• [DATA FOR PROCESSING]:
******************************
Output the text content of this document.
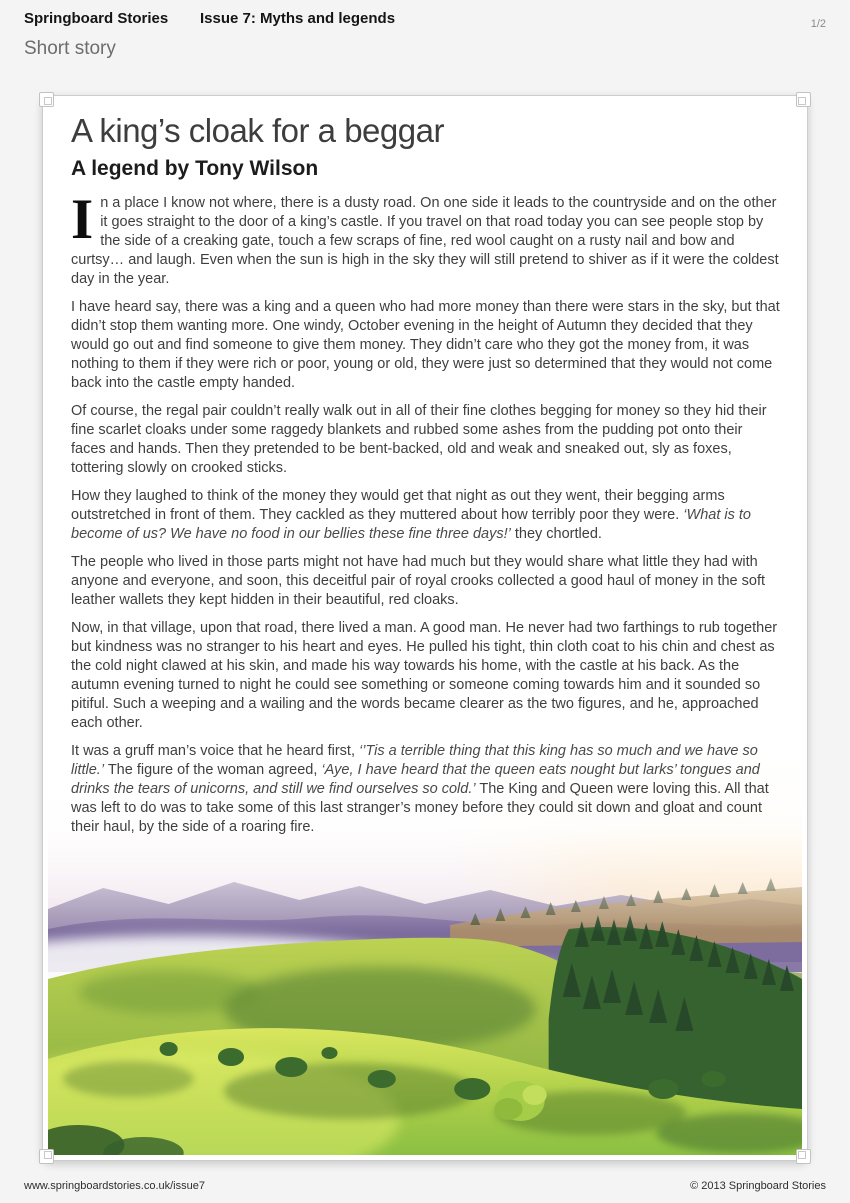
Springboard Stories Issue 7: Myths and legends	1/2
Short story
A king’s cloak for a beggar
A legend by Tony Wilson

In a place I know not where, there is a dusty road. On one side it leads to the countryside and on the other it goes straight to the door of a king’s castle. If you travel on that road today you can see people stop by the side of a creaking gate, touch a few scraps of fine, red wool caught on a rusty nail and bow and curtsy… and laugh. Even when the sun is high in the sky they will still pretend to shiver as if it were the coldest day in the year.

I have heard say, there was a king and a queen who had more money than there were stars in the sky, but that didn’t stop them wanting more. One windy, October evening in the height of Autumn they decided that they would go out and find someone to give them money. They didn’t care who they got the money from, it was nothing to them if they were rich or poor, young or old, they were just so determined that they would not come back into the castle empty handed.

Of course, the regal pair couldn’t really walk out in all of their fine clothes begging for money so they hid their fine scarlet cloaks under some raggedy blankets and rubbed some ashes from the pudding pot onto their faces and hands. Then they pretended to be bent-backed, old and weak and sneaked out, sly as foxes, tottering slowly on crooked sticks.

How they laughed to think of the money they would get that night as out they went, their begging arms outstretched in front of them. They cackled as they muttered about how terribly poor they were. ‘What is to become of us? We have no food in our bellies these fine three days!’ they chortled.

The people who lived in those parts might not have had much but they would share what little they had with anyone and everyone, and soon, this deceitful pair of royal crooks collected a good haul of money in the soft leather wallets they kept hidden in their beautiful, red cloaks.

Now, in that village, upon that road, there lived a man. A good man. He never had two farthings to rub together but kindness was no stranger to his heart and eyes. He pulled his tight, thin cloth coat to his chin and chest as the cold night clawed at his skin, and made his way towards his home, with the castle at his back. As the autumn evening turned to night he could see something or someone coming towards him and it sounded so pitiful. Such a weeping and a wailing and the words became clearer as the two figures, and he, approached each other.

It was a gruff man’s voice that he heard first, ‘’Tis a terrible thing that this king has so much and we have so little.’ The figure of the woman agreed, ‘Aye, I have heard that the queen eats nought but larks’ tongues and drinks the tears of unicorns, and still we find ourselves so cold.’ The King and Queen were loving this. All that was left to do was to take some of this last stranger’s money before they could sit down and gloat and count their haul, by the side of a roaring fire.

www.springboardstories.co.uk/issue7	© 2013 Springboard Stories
******************************
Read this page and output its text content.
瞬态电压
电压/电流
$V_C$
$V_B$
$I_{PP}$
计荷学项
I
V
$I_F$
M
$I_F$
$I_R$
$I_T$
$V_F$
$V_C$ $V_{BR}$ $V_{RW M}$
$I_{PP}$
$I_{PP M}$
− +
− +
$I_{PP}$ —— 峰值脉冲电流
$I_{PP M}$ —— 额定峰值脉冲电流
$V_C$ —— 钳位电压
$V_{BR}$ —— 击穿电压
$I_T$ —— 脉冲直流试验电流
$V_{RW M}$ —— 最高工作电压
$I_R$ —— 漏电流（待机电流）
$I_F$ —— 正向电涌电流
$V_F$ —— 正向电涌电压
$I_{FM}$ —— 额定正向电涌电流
******************************
• [SHORT EXERCISE]:
Every line above that contains the word "content" should be reported.

• [ANSWER TO THE EXERCISE]:
Output the text content of this document.
Read this page and output its text content.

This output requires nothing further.